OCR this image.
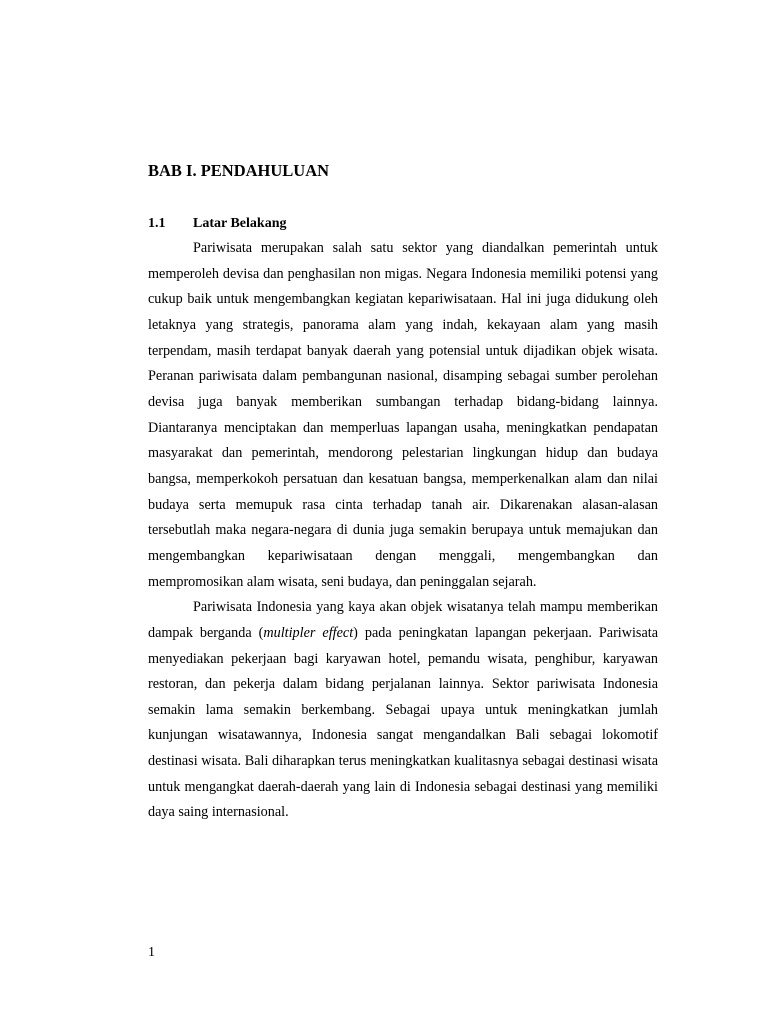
BAB I. PENDAHULUAN
1.1 Latar Belakang

Pariwisata merupakan salah satu sektor yang diandalkan pemerintah untuk memperoleh devisa dan penghasilan non migas. Negara Indonesia memiliki potensi yang cukup baik untuk mengembangkan kegiatan kepariwisataan. Hal ini juga didukung oleh letaknya yang strategis, panorama alam yang indah, kekayaan alam yang masih terpendam, masih terdapat banyak daerah yang potensial untuk dijadikan objek wisata. Peranan pariwisata dalam pembangunan nasional, disamping sebagai sumber perolehan devisa juga banyak memberikan sumbangan terhadap bidang-bidang lainnya. Diantaranya menciptakan dan memperluas lapangan usaha, meningkatkan pendapatan masyarakat dan pemerintah, mendorong pelestarian lingkungan hidup dan budaya bangsa, memperkokoh persatuan dan kesatuan bangsa, memperkenalkan alam dan nilai budaya serta memupuk rasa cinta terhadap tanah air. Dikarenakan alasan-alasan tersebutlah maka negara-negara di dunia juga semakin berupaya untuk memajukan dan mengembangkan kepariwisataan dengan menggali, mengembangkan dan mempromosikan alam wisata, seni budaya, dan peninggalan sejarah.

Pariwisata Indonesia yang kaya akan objek wisatanya telah mampu memberikan dampak berganda (multipler effect) pada peningkatan lapangan pekerjaan. Pariwisata menyediakan pekerjaan bagi karyawan hotel, pemandu wisata, penghibur, karyawan restoran, dan pekerja dalam bidang perjalanan lainnya. Sektor pariwisata Indonesia semakin lama semakin berkembang. Sebagai upaya untuk meningkatkan jumlah kunjungan wisatawannya, Indonesia sangat mengandalkan Bali sebagai lokomotif destinasi wisata. Bali diharapkan terus meningkatkan kualitasnya sebagai destinasi wisata untuk mengangkat daerah-daerah yang lain di Indonesia sebagai destinasi yang memiliki daya saing internasional.

1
===============
Exercise task » Repeat all of the records verbatim, leaving out the pictures.

Answer to this problem »
OCR this image.
BAB I. PENDAHULUAN
1.1 Latar Belakang

Pariwisata merupakan salah satu sektor yang diandalkan pemerintah untuk memperoleh devisa dan penghasilan non migas. Negara Indonesia memiliki potensi yang cukup baik untuk mengembangkan kegiatan kepariwisataan. Hal ini juga didukung oleh letaknya yang strategis, panorama alam yang indah, kekayaan alam yang masih terpendam, masih terdapat banyak daerah yang potensial untuk dijadikan objek wisata. Peranan pariwisata dalam pembangunan nasional, disamping sebagai sumber perolehan devisa juga banyak memberikan sumbangan terhadap bidang-bidang lainnya. Diantaranya menciptakan dan memperluas lapangan usaha, meningkatkan pendapatan masyarakat dan pemerintah, mendorong pelestarian lingkungan hidup dan budaya bangsa, memperkokoh persatuan dan kesatuan bangsa, memperkenalkan alam dan nilai budaya serta memupuk rasa cinta terhadap tanah air. Dikarenakan alasan-alasan tersebutlah maka negara-negara di dunia juga semakin berupaya untuk memajukan dan mengembangkan kepariwisataan dengan menggali, mengembangkan dan mempromosikan alam wisata, seni budaya, dan peninggalan sejarah.

Pariwisata Indonesia yang kaya akan objek wisatanya telah mampu memberikan dampak berganda (multipler effect) pada peningkatan lapangan pekerjaan. Pariwisata menyediakan pekerjaan bagi karyawan hotel, pemandu wisata, penghibur, karyawan restoran, dan pekerja dalam bidang perjalanan lainnya. Sektor pariwisata Indonesia semakin lama semakin berkembang. Sebagai upaya untuk meningkatkan jumlah kunjungan wisatawannya, Indonesia sangat mengandalkan Bali sebagai lokomotif destinasi wisata. Bali diharapkan terus meningkatkan kualitasnya sebagai destinasi wisata untuk mengangkat daerah-daerah yang lain di Indonesia sebagai destinasi yang memiliki daya saing internasional.

1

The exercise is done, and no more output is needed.